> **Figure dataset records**
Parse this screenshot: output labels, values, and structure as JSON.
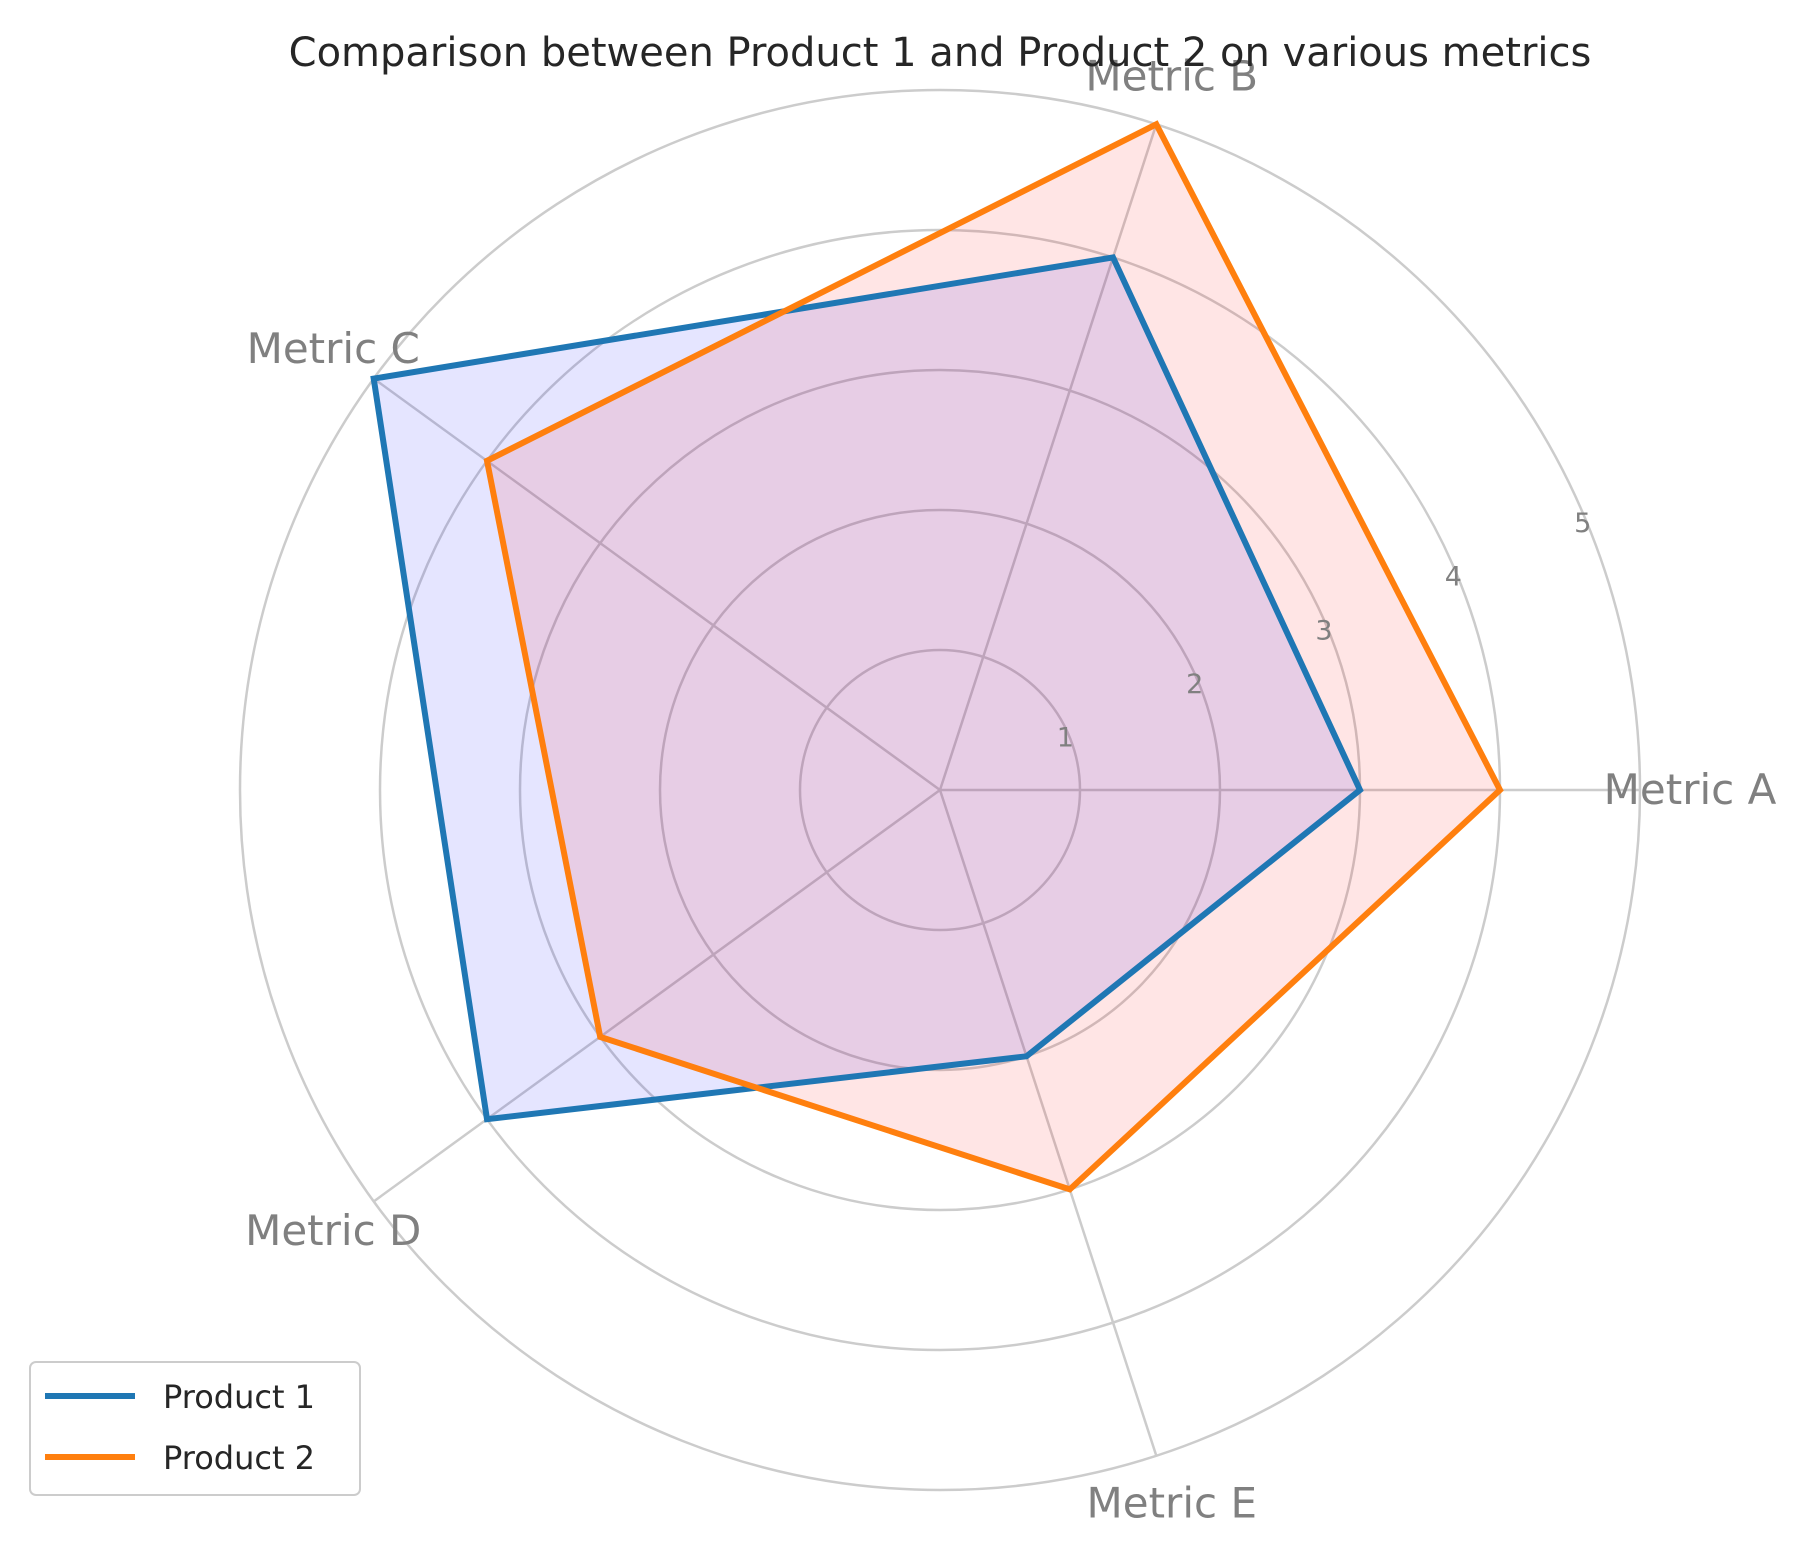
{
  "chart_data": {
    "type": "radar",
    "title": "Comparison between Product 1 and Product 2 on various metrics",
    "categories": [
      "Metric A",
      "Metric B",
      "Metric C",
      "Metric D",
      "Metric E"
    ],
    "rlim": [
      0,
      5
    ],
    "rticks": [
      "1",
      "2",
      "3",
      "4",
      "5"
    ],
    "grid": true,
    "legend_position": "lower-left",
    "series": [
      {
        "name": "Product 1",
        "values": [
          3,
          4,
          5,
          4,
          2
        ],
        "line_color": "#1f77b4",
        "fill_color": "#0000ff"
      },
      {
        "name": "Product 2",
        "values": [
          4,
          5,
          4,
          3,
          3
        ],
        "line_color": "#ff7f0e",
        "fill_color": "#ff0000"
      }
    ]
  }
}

> **OBJECTIVE**
Your copy should repeat each entry above exactly but contain no pictures.

> **COMPLETED EXERCISE**
Parse this screenshot: output labels, values, and structure as JSON.
{
  "chart_data": {
    "type": "radar",
    "title": "Comparison between Product 1 and Product 2 on various metrics",
    "categories": [
      "Metric A",
      "Metric B",
      "Metric C",
      "Metric D",
      "Metric E"
    ],
    "rlim": [
      0,
      5
    ],
    "rticks": [
      "1",
      "2",
      "3",
      "4",
      "5"
    ],
    "grid": true,
    "legend_position": "lower-left",
    "series": [
      {
        "name": "Product 1",
        "values": [
          3,
          4,
          5,
          4,
          2
        ],
        "line_color": "#1f77b4",
        "fill_color": "#0000ff"
      },
      {
        "name": "Product 2",
        "values": [
          4,
          5,
          4,
          3,
          3
        ],
        "line_color": "#ff7f0e",
        "fill_color": "#ff0000"
      }
    ]
  }
}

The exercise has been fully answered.